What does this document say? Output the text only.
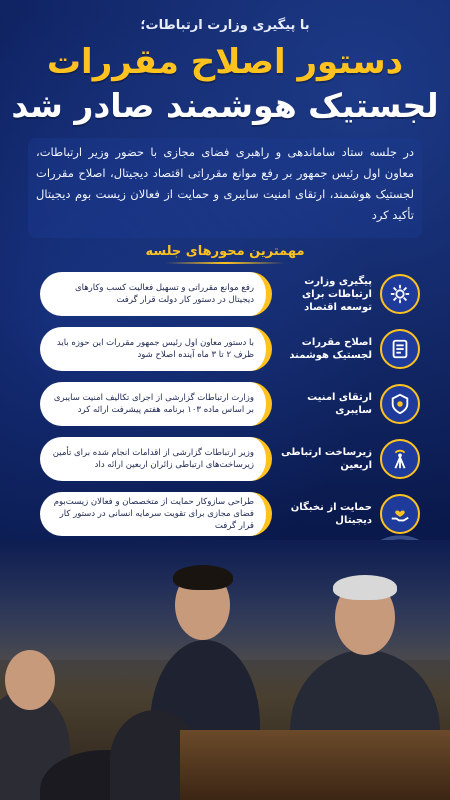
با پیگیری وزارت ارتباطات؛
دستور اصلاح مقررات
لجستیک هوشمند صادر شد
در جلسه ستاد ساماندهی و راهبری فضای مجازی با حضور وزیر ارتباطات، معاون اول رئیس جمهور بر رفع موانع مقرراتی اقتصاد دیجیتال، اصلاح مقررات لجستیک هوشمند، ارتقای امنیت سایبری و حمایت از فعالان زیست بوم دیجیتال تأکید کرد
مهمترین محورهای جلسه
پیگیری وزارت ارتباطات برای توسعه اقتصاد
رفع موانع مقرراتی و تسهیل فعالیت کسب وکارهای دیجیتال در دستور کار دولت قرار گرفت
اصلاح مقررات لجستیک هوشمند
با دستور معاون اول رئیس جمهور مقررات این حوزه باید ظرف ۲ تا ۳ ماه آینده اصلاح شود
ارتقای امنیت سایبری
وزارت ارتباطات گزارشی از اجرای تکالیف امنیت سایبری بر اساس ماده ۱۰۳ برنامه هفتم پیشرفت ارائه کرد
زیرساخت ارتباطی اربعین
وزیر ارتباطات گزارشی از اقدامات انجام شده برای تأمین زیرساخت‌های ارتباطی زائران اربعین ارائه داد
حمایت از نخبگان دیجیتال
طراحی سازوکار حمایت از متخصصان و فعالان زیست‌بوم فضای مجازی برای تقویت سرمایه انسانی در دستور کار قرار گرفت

- **WHAT YOU ARE ASKED TO DO**: Produce an exact copy of each line of data, skipping embedded images.

- **TASK SOLUTION**:
What does this document say? Output the text only.
با پیگیری وزارت ارتباطات؛
دستور اصلاح مقررات
لجستیک هوشمند صادر شد
در جلسه ستاد ساماندهی و راهبری فضای مجازی با حضور وزیر ارتباطات، معاون اول رئیس جمهور بر رفع موانع مقرراتی اقتصاد دیجیتال، اصلاح مقررات لجستیک هوشمند، ارتقای امنیت سایبری و حمایت از فعالان زیست بوم دیجیتال تأکید کرد
مهمترین محورهای جلسه
پیگیری وزارت ارتباطات برای توسعه اقتصاد
رفع موانع مقرراتی و تسهیل فعالیت کسب وکارهای دیجیتال در دستور کار دولت قرار گرفت
اصلاح مقررات لجستیک هوشمند
با دستور معاون اول رئیس جمهور مقررات این حوزه باید ظرف ۲ تا ۳ ماه آینده اصلاح شود
ارتقای امنیت سایبری
وزارت ارتباطات گزارشی از اجرای تکالیف امنیت سایبری بر اساس ماده ۱۰۳ برنامه هفتم پیشرفت ارائه کرد
زیرساخت ارتباطی اربعین
وزیر ارتباطات گزارشی از اقدامات انجام شده برای تأمین زیرساخت‌های ارتباطی زائران اربعین ارائه داد
حمایت از نخبگان دیجیتال
طراحی سازوکار حمایت از متخصصان و فعالان زیست‌بوم فضای مجازی برای تقویت سرمایه انسانی در دستور کار قرار گرفت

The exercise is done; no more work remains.